GOAL:
Exactly reproduce each entry, leaving out nothing.

Dataset rows about figures:
####

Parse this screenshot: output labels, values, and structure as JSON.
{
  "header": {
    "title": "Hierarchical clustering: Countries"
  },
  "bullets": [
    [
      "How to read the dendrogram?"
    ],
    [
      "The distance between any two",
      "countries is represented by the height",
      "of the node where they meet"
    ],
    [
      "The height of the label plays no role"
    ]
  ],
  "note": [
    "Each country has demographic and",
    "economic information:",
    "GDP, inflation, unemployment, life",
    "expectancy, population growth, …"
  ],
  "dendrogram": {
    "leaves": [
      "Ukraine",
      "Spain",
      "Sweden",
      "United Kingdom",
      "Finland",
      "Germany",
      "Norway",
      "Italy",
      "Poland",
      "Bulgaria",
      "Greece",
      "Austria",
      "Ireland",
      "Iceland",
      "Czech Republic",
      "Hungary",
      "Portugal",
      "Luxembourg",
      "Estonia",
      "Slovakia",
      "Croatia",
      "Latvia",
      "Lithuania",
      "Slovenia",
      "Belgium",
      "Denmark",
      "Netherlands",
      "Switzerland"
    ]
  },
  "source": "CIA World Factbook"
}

####

SOLUTION:
Parse this screenshot: output labels, values, and structure as JSON.
{
  "header": {
    "title": "Hierarchical clustering: Countries"
  },
  "bullets": [
    [
      "How to read the dendrogram?"
    ],
    [
      "The distance between any two",
      "countries is represented by the height",
      "of the node where they meet"
    ],
    [
      "The height of the label plays no role"
    ]
  ],
  "note": [
    "Each country has demographic and",
    "economic information:",
    "GDP, inflation, unemployment, life",
    "expectancy, population growth, …"
  ],
  "dendrogram": {
    "leaves": [
      "Ukraine",
      "Spain",
      "Sweden",
      "United Kingdom",
      "Finland",
      "Germany",
      "Norway",
      "Italy",
      "Poland",
      "Bulgaria",
      "Greece",
      "Austria",
      "Ireland",
      "Iceland",
      "Czech Republic",
      "Hungary",
      "Portugal",
      "Luxembourg",
      "Estonia",
      "Slovakia",
      "Croatia",
      "Latvia",
      "Lithuania",
      "Slovenia",
      "Belgium",
      "Denmark",
      "Netherlands",
      "Switzerland"
    ]
  },
  "source": "CIA World Factbook"
}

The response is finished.